• Written exercise
Repeat each record exactly as written, and drop any images.
···
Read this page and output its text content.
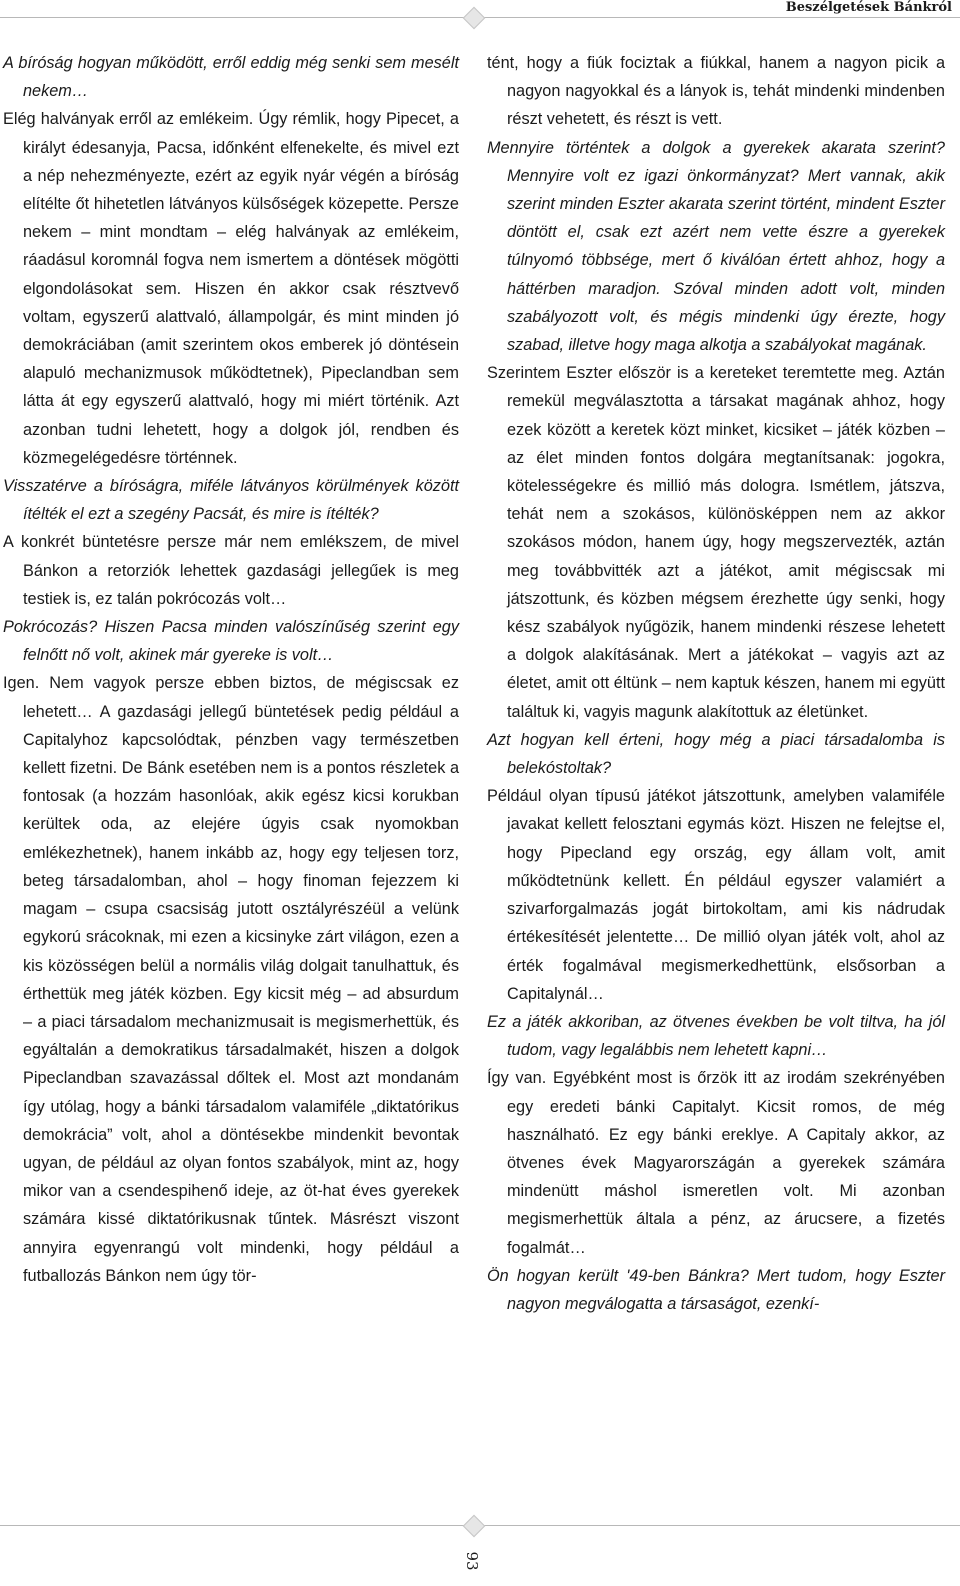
Beszélgetések Bánkról

A bíróság hogyan működött, erről eddig még senki sem mesélt nekem…

Elég halványak erről az emlékeim. Úgy rémlik, hogy Pipecet, a királyt édesanyja, Pacsa, időnként elfenekelte, és mivel ezt a nép nehezményezte, ezért az egyik nyár végén a bíróság elítélte őt hihetetlen látványos külsőségek közepette. Persze nekem – mint mondtam – elég halványak az emlékeim, ráadásul koromnál fogva nem ismertem a döntések mögötti elgondolásokat sem. Hiszen én akkor csak résztvevő voltam, egyszerű alattvaló, állampolgár, és mint minden jó demokráciában (amit szerintem okos emberek jó döntésein alapuló mechanizmusok működtetnek), Pipeclandban sem látta át egy egyszerű alattvaló, hogy mi miért történik. Azt azonban tudni lehetett, hogy a dolgok jól, rendben és közmegelégedésre történnek.

Visszatérve a bíróságra, miféle látványos körülmények között ítélték el ezt a szegény Pacsát, és mire is ítélték?

A konkrét büntetésre persze már nem emlékszem, de mivel Bánkon a retorziók lehettek gazdasági jellegűek is meg testiek is, ez talán pokrócozás volt…

Pokrócozás? Hiszen Pacsa minden valószínűség szerint egy felnőtt nő volt, akinek már gyereke is volt…

Igen. Nem vagyok persze ebben biztos, de mégiscsak ez lehetett… A gazdasági jellegű büntetések pedig például a Capitalyhoz kapcsolódtak, pénzben vagy természetben kellett fizetni. De Bánk esetében nem is a pontos részletek a fontosak (a hozzám hasonlóak, akik egész kicsi korukban kerültek oda, az elejére úgyis csak nyomokban emlékezhetnek), hanem inkább az, hogy egy teljesen torz, beteg társadalomban, ahol – hogy finoman fejezzem ki magam – csupa csacsiság jutott osztályrészéül a velünk egykorú srácoknak, mi ezen a kicsinyke zárt világon, ezen a kis közösségen belül a normális világ dolgait tanulhattuk, és érthettük meg játék közben. Egy kicsit még – ad absurdum – a piaci társadalom mechanizmusait is megismerhettük, és egyáltalán a demokratikus társadalmakét, hiszen a dolgok Pipeclandban szavazással dőltek el. Most azt mondanám így utólag, hogy a bánki társadalom valamiféle „diktatórikus demokrácia” volt, ahol a döntésekbe mindenkit bevontak ugyan, de például az olyan fontos szabályok, mint az, hogy mikor van a csendespihenő ideje, az öt-hat éves gyerekek számára kissé diktatórikusnak tűntek. Másrészt viszont annyira egyenrangú volt mindenki, hogy például a futballozás Bánkon nem úgy tör-

tént, hogy a fiúk fociztak a fiúkkal, hanem a nagyon picik a nagyon nagyokkal és a lányok is, tehát mindenki mindenben részt vehetett, és részt is vett.

Mennyire történtek a dolgok a gyerekek akarata szerint? Mennyire volt ez igazi önkormányzat? Mert vannak, akik szerint minden Eszter akarata szerint történt, mindent Eszter döntött el, csak ezt azért nem vette észre a gyerekek túlnyomó többsége, mert ő kiválóan értett ahhoz, hogy a háttérben maradjon. Szóval minden adott volt, minden szabályozott volt, és mégis mindenki úgy érezte, hogy szabad, illetve hogy maga alkotja a szabályokat magának.

Szerintem Eszter először is a kereteket teremtette meg. Aztán remekül megválasztotta a társakat magának ahhoz, hogy ezek között a keretek közt minket, kicsiket – játék közben – az élet minden fontos dolgára megtanítsanak: jogokra, kötelességekre és millió más dologra. Ismétlem, játszva, tehát nem a szokásos, különösképpen nem az akkor szokásos módon, hanem úgy, hogy megszervezték, aztán meg továbbvitték azt a játékot, amit mégiscsak mi játszottunk, és közben mégsem érezhette úgy senki, hogy kész szabályok nyűgözik, hanem mindenki részese lehetett a dolgok alakításának. Mert a játékokat – vagyis azt az életet, amit ott éltünk – nem kaptuk készen, hanem mi együtt találtuk ki, vagyis magunk alakítottuk az életünket.

Azt hogyan kell érteni, hogy még a piaci társadalomba is belekóstoltak?

Például olyan típusú játékot játszottunk, amelyben valamiféle javakat kellett felosztani egymás közt. Hiszen ne felejtse el, hogy Pipecland egy ország, egy állam volt, amit működtetnünk kellett. Én például egyszer valamiért a szivarforgalmazás jogát birtokoltam, ami kis nádrudak értékesítését jelentette… De millió olyan játék volt, ahol az érték fogalmával megismerkedhettünk, elsősorban a Capitalynál…

Ez a játék akkoriban, az ötvenes években be volt tiltva, ha jól tudom, vagy legalábbis nem lehetett kapni…

Így van. Egyébként most is őrzök itt az irodám szekrényében egy eredeti bánki Capitalyt. Kicsit romos, de még használható. Ez egy bánki ereklye. A Capitaly akkor, az ötvenes évek Magyarországán a gyerekek számára mindenütt máshol ismeretlen volt. Mi azonban megismerhettük általa a pénz, az árucsere, a fizetés fogalmát…

Ön hogyan került '49-ben Bánkra? Mert tudom, hogy Eszter nagyon megválogatta a társaságot, ezenkí-

93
···
• Task solution
Read this page and output its text content.
Beszélgetések Bánkról

A bíróság hogyan működött, erről eddig még senki sem mesélt nekem…

Elég halványak erről az emlékeim. Úgy rémlik, hogy Pipecet, a királyt édesanyja, Pacsa, időnként elfenekelte, és mivel ezt a nép nehezményezte, ezért az egyik nyár végén a bíróság elítélte őt hihetetlen látványos külsőségek közepette. Persze nekem – mint mondtam – elég halványak az emlékeim, ráadásul koromnál fogva nem ismertem a döntések mögötti elgondolásokat sem. Hiszen én akkor csak résztvevő voltam, egyszerű alattvaló, állampolgár, és mint minden jó demokráciában (amit szerintem okos emberek jó döntésein alapuló mechanizmusok működtetnek), Pipeclandban sem látta át egy egyszerű alattvaló, hogy mi miért történik. Azt azonban tudni lehetett, hogy a dolgok jól, rendben és közmegelégedésre történnek.

Visszatérve a bíróságra, miféle látványos körülmények között ítélték el ezt a szegény Pacsát, és mire is ítélték?

A konkrét büntetésre persze már nem emlékszem, de mivel Bánkon a retorziók lehettek gazdasági jellegűek is meg testiek is, ez talán pokrócozás volt…

Pokrócozás? Hiszen Pacsa minden valószínűség szerint egy felnőtt nő volt, akinek már gyereke is volt…

Igen. Nem vagyok persze ebben biztos, de mégiscsak ez lehetett… A gazdasági jellegű büntetések pedig például a Capitalyhoz kapcsolódtak, pénzben vagy természetben kellett fizetni. De Bánk esetében nem is a pontos részletek a fontosak (a hozzám hasonlóak, akik egész kicsi korukban kerültek oda, az elejére úgyis csak nyomokban emlékezhetnek), hanem inkább az, hogy egy teljesen torz, beteg társadalomban, ahol – hogy finoman fejezzem ki magam – csupa csacsiság jutott osztályrészéül a velünk egykorú srácoknak, mi ezen a kicsinyke zárt világon, ezen a kis közösségen belül a normális világ dolgait tanulhattuk, és érthettük meg játék közben. Egy kicsit még – ad absurdum – a piaci társadalom mechanizmusait is megismerhettük, és egyáltalán a demokratikus társadalmakét, hiszen a dolgok Pipeclandban szavazással dőltek el. Most azt mondanám így utólag, hogy a bánki társadalom valamiféle „diktatórikus demokrácia” volt, ahol a döntésekbe mindenkit bevontak ugyan, de például az olyan fontos szabályok, mint az, hogy mikor van a csendespihenő ideje, az öt-hat éves gyerekek számára kissé diktatórikusnak tűntek. Másrészt viszont annyira egyenrangú volt mindenki, hogy például a futballozás Bánkon nem úgy tör-

tént, hogy a fiúk fociztak a fiúkkal, hanem a nagyon picik a nagyon nagyokkal és a lányok is, tehát mindenki mindenben részt vehetett, és részt is vett.

Mennyire történtek a dolgok a gyerekek akarata szerint? Mennyire volt ez igazi önkormányzat? Mert vannak, akik szerint minden Eszter akarata szerint történt, mindent Eszter döntött el, csak ezt azért nem vette észre a gyerekek túlnyomó többsége, mert ő kiválóan értett ahhoz, hogy a háttérben maradjon. Szóval minden adott volt, minden szabályozott volt, és mégis mindenki úgy érezte, hogy szabad, illetve hogy maga alkotja a szabályokat magának.

Szerintem Eszter először is a kereteket teremtette meg. Aztán remekül megválasztotta a társakat magának ahhoz, hogy ezek között a keretek közt minket, kicsiket – játék közben – az élet minden fontos dolgára megtanítsanak: jogokra, kötelességekre és millió más dologra. Ismétlem, játszva, tehát nem a szokásos, különösképpen nem az akkor szokásos módon, hanem úgy, hogy megszervezték, aztán meg továbbvitték azt a játékot, amit mégiscsak mi játszottunk, és közben mégsem érezhette úgy senki, hogy kész szabályok nyűgözik, hanem mindenki részese lehetett a dolgok alakításának. Mert a játékokat – vagyis azt az életet, amit ott éltünk – nem kaptuk készen, hanem mi együtt találtuk ki, vagyis magunk alakítottuk az életünket.

Azt hogyan kell érteni, hogy még a piaci társadalomba is belekóstoltak?

Például olyan típusú játékot játszottunk, amelyben valamiféle javakat kellett felosztani egymás közt. Hiszen ne felejtse el, hogy Pipecland egy ország, egy állam volt, amit működtetnünk kellett. Én például egyszer valamiért a szivarforgalmazás jogát birtokoltam, ami kis nádrudak értékesítését jelentette… De millió olyan játék volt, ahol az érték fogalmával megismerkedhettünk, elsősorban a Capitalynál…

Ez a játék akkoriban, az ötvenes években be volt tiltva, ha jól tudom, vagy legalábbis nem lehetett kapni…

Így van. Egyébként most is őrzök itt az irodám szekrényében egy eredeti bánki Capitalyt. Kicsit romos, de még használható. Ez egy bánki ereklye. A Capitaly akkor, az ötvenes évek Magyarországán a gyerekek számára mindenütt máshol ismeretlen volt. Mi azonban megismerhettük általa a pénz, az árucsere, a fizetés fogalmát…

Ön hogyan került '49-ben Bánkra? Mert tudom, hogy Eszter nagyon megválogatta a társaságot, ezenkí-

93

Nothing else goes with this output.